Rows from a figure dataset
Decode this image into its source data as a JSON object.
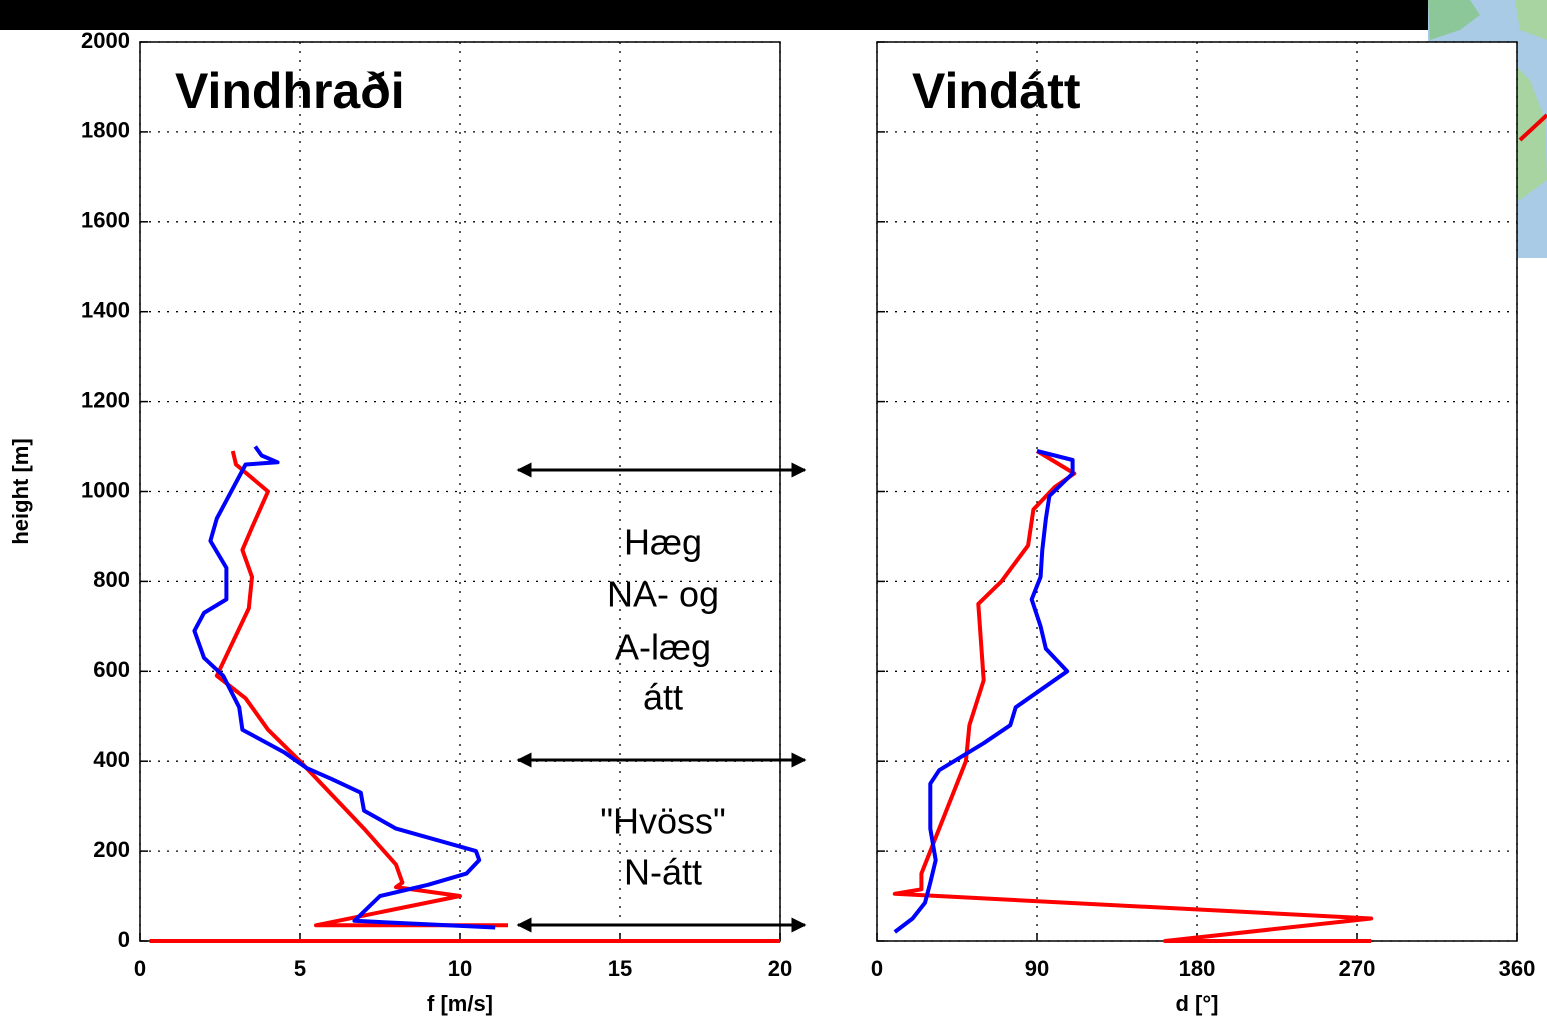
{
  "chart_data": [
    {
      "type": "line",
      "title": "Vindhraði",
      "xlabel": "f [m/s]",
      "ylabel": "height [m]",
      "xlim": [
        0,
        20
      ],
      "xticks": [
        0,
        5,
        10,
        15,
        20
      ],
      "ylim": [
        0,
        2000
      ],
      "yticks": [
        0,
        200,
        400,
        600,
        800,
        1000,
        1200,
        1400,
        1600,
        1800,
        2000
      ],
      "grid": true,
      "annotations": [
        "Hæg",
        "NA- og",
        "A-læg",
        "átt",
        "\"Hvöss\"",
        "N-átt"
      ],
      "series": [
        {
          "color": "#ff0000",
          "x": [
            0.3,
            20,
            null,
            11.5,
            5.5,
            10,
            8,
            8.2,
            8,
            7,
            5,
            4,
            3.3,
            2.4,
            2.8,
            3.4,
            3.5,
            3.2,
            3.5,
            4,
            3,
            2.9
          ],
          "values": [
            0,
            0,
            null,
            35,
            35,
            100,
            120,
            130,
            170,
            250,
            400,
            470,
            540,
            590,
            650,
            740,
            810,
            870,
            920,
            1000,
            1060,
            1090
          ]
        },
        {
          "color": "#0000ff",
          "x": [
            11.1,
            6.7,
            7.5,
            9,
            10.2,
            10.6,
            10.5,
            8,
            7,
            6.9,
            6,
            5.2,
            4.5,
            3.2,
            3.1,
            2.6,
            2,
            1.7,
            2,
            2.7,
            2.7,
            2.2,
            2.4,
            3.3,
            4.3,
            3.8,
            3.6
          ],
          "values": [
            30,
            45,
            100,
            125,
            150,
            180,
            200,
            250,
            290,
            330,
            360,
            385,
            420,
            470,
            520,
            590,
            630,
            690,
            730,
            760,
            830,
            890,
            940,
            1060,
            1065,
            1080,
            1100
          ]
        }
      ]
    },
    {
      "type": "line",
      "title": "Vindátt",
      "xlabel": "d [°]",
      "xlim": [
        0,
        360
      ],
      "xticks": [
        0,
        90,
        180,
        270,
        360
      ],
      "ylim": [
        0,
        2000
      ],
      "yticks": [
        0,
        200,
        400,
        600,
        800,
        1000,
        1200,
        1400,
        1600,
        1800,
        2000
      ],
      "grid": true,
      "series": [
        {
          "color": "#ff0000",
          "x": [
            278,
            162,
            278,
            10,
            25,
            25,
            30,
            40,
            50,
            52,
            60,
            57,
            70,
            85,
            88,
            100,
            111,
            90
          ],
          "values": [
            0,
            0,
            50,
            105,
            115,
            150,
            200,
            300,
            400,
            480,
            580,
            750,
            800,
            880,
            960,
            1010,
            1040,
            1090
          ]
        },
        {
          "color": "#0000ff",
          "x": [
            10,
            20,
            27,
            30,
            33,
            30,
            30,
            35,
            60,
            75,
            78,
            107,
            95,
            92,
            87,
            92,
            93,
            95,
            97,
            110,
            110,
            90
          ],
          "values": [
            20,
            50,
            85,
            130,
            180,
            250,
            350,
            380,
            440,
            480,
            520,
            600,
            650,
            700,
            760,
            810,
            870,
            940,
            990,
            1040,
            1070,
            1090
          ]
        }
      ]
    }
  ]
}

What is asked
Transcribe all entries above exactly. Drop the pictures.

Reply to the exercise
Decode this image into its source data as a JSON object.
{
  "chart_data": [
    {
      "type": "line",
      "title": "Vindhraði",
      "xlabel": "f [m/s]",
      "ylabel": "height [m]",
      "xlim": [
        0,
        20
      ],
      "xticks": [
        0,
        5,
        10,
        15,
        20
      ],
      "ylim": [
        0,
        2000
      ],
      "yticks": [
        0,
        200,
        400,
        600,
        800,
        1000,
        1200,
        1400,
        1600,
        1800,
        2000
      ],
      "grid": true,
      "annotations": [
        "Hæg",
        "NA- og",
        "A-læg",
        "átt",
        "\"Hvöss\"",
        "N-átt"
      ],
      "series": [
        {
          "color": "#ff0000",
          "x": [
            0.3,
            20,
            null,
            11.5,
            5.5,
            10,
            8,
            8.2,
            8,
            7,
            5,
            4,
            3.3,
            2.4,
            2.8,
            3.4,
            3.5,
            3.2,
            3.5,
            4,
            3,
            2.9
          ],
          "values": [
            0,
            0,
            null,
            35,
            35,
            100,
            120,
            130,
            170,
            250,
            400,
            470,
            540,
            590,
            650,
            740,
            810,
            870,
            920,
            1000,
            1060,
            1090
          ]
        },
        {
          "color": "#0000ff",
          "x": [
            11.1,
            6.7,
            7.5,
            9,
            10.2,
            10.6,
            10.5,
            8,
            7,
            6.9,
            6,
            5.2,
            4.5,
            3.2,
            3.1,
            2.6,
            2,
            1.7,
            2,
            2.7,
            2.7,
            2.2,
            2.4,
            3.3,
            4.3,
            3.8,
            3.6
          ],
          "values": [
            30,
            45,
            100,
            125,
            150,
            180,
            200,
            250,
            290,
            330,
            360,
            385,
            420,
            470,
            520,
            590,
            630,
            690,
            730,
            760,
            830,
            890,
            940,
            1060,
            1065,
            1080,
            1100
          ]
        }
      ]
    },
    {
      "type": "line",
      "title": "Vindátt",
      "xlabel": "d [°]",
      "xlim": [
        0,
        360
      ],
      "xticks": [
        0,
        90,
        180,
        270,
        360
      ],
      "ylim": [
        0,
        2000
      ],
      "yticks": [
        0,
        200,
        400,
        600,
        800,
        1000,
        1200,
        1400,
        1600,
        1800,
        2000
      ],
      "grid": true,
      "series": [
        {
          "color": "#ff0000",
          "x": [
            278,
            162,
            278,
            10,
            25,
            25,
            30,
            40,
            50,
            52,
            60,
            57,
            70,
            85,
            88,
            100,
            111,
            90
          ],
          "values": [
            0,
            0,
            50,
            105,
            115,
            150,
            200,
            300,
            400,
            480,
            580,
            750,
            800,
            880,
            960,
            1010,
            1040,
            1090
          ]
        },
        {
          "color": "#0000ff",
          "x": [
            10,
            20,
            27,
            30,
            33,
            30,
            30,
            35,
            60,
            75,
            78,
            107,
            95,
            92,
            87,
            92,
            93,
            95,
            97,
            110,
            110,
            90
          ],
          "values": [
            20,
            50,
            85,
            130,
            180,
            250,
            350,
            380,
            440,
            480,
            520,
            600,
            650,
            700,
            760,
            810,
            870,
            940,
            990,
            1040,
            1070,
            1090
          ]
        }
      ]
    }
  ]
}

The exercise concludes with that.